GIVEN INSTRUCTION 1
Retype the part of the steel alloy discussion between "And Don Hanson's" and "toughen the steel.", inclusive.
GIVEN INSTRUCTION 2
In the steel alloy discussion, what purpose is given for adding manganese?
GIVEN INSTRUCTION 3
Continue the forum discussion of steel hardening from its final sentence.

PASSAGE SHOWN
☆ ☆ ☆ ☆ ☆

W2 seems to have many more alloying elements, but 0.215% Manganese compared to 1095's 0.420%. From what I have gotten an impression from, W2 seems to be the more popular choice for differential hardening. Is it mostly the ~0.2% Mn difference, regardless of the alloy content?



As a side note, to compare with Blue Steel
  • C - 1.2
  • Si - 0.2
  • Mn - 0.3
  • Cr - 0.5
  • W - 1.5
  • P < 0.025
  • S < 0.004

And Don Hanson's W2, who many have deemed the stuff for hamons
  • C - .95
  • Mn - .22
  • Si - .23
  • V - .19
  • Cr - .15
  • Mo - .013
  • Ni - .08
  • Cu - .14

This is certainly a lot I'm asking, but I am genuinely curious. Phew, I hope I didn't open pandora's box.
 
Manganese, and any other alloy ingredients like vanadium, chromium, or nickel, will slow the hardening speed, and thus deepen the hardenability. Manganese is added to deepen hardenability. The other alloy ingredients refine grain and make carbides to toughen the steel.

☆ ☆ ☆ ☆ ☆

[Entries from a dataset]
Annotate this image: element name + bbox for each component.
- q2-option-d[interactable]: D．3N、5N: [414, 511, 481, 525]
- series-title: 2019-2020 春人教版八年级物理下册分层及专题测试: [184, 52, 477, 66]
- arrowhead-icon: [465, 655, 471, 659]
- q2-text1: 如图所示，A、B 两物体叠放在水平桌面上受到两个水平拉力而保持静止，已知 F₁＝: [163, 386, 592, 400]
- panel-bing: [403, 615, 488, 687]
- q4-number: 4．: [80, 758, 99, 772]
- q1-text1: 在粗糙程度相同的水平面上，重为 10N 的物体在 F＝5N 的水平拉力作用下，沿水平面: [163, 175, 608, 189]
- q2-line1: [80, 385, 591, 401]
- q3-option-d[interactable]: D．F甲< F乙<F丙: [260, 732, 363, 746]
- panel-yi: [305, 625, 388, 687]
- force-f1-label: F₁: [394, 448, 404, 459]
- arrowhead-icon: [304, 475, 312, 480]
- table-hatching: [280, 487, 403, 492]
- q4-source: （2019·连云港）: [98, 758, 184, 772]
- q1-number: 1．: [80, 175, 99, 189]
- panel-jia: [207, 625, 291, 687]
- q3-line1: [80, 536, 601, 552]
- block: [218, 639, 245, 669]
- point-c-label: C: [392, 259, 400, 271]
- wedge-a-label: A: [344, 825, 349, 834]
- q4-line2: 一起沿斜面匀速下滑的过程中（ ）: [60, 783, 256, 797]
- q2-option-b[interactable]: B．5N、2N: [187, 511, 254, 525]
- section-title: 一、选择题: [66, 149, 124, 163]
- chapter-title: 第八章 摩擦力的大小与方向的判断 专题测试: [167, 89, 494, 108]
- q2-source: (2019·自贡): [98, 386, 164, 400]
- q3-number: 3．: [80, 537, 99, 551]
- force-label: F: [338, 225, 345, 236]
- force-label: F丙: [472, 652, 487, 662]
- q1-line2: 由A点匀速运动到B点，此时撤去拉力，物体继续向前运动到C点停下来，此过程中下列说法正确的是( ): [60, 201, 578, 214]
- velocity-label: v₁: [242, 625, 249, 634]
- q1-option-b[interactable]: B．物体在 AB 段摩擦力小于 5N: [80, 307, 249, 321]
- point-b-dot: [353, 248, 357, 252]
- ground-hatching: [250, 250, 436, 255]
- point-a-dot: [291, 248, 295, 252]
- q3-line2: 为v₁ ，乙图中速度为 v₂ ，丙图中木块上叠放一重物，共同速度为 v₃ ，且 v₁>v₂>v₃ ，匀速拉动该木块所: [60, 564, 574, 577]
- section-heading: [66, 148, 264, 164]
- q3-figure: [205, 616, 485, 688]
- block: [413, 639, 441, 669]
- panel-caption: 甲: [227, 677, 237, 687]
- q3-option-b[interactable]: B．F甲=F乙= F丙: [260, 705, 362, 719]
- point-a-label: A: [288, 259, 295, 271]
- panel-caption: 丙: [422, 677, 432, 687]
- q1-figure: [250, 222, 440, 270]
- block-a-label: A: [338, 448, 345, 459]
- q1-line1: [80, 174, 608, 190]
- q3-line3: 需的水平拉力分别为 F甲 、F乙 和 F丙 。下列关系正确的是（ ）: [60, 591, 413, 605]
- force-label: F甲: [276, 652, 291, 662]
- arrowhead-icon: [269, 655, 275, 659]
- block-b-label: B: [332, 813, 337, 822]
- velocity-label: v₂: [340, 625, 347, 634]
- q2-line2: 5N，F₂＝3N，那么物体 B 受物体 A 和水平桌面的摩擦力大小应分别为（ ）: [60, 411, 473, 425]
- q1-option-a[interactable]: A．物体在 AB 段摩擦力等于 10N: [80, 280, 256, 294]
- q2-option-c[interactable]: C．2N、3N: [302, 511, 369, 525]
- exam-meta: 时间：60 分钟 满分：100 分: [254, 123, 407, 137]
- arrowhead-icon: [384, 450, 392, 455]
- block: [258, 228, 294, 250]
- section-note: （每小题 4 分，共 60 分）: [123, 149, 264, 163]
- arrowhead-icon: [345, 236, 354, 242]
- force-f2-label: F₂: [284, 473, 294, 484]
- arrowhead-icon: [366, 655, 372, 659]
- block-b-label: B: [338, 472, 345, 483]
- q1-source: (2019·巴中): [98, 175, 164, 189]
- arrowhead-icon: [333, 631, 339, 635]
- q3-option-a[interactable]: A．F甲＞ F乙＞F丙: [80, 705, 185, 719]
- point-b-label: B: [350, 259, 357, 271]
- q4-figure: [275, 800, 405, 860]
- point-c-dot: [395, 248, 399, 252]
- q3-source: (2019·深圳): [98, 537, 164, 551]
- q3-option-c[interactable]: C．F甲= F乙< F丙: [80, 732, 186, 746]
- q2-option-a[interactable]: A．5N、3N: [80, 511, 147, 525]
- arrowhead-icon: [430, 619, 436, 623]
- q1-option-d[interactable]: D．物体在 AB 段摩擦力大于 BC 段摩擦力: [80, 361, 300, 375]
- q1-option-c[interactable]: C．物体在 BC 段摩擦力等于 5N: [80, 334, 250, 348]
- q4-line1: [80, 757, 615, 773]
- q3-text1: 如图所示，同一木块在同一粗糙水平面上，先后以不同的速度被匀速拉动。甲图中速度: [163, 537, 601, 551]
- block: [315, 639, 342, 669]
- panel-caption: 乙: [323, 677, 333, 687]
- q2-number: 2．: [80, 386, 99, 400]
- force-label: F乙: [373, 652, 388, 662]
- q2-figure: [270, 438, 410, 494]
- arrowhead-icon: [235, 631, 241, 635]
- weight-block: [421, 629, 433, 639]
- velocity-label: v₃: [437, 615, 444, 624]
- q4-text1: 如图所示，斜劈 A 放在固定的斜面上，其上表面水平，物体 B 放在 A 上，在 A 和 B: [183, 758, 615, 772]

☆ ☆ ☆ ☆ ☆

TASK ANSWER 1
And Don Hanson's W2, who many have deemed the stuff for hamons
  • C - .95
  • Mn - .22
  • Si - .23
  • V - .19
  • Cr - .15
  • Mo - .013
  • Ni - .08
  • Cu - .14

This is certainly a lot I'm asking, but I am genuinely curious. Phew, I hope I didn't open pandora's box.
 
Manganese, and any other alloy ingredients like vanadium, chromium, or nickel, will slow the hardening speed, and thus deepen the hardenability. Manganese is added to deepen hardenability. The other alloy ingredients refine grain and make carbides to toughen the steel.

TASK ANSWER 2
Manganese is added to deepen hardenability.

TASK ANSWER 3
What that means in English, is the lower the alloy ingredients, the more shallow hardening the steel. The perfect hamon attaining steel would be 99% iron and 1% carbon ( but there are technical reasons why that is empirical, not practical)
 
Manganese's effect on hardenability is pretty strong. That and a little Cr is the main reason for the oil quenching speed of O1. Almost all the common alloying elements increase hardenability, thus one of the reasons for the low alloy steels, 5xxx, 41xx, 43xx, 92xx, etc. There are a couple of exceptions under certain conditions, but I'd have to look them up.
 
I don't know much about the metallurgy, but to me, W2 seems to give a darker background in the Ji, which means that activities in the hamon are more easily seen and brought out due to the higher contrast range. The extra elements in W2 will probably also increase activity in the hamon.
 
Manganese is the 'big one' to effect hardenability. Chromium is next.

For hamon activity, less is more.
 
Thanks guys. I notice that the minimum amount of Mn I see is around 0.2%. Is this because Manganese is required to an extent for practical purposes, or just a result of how steel is produced?

I'm really curious as to what the Mn does to the crystal structure during hardening. I'll have to look it up or go ask my professor some time...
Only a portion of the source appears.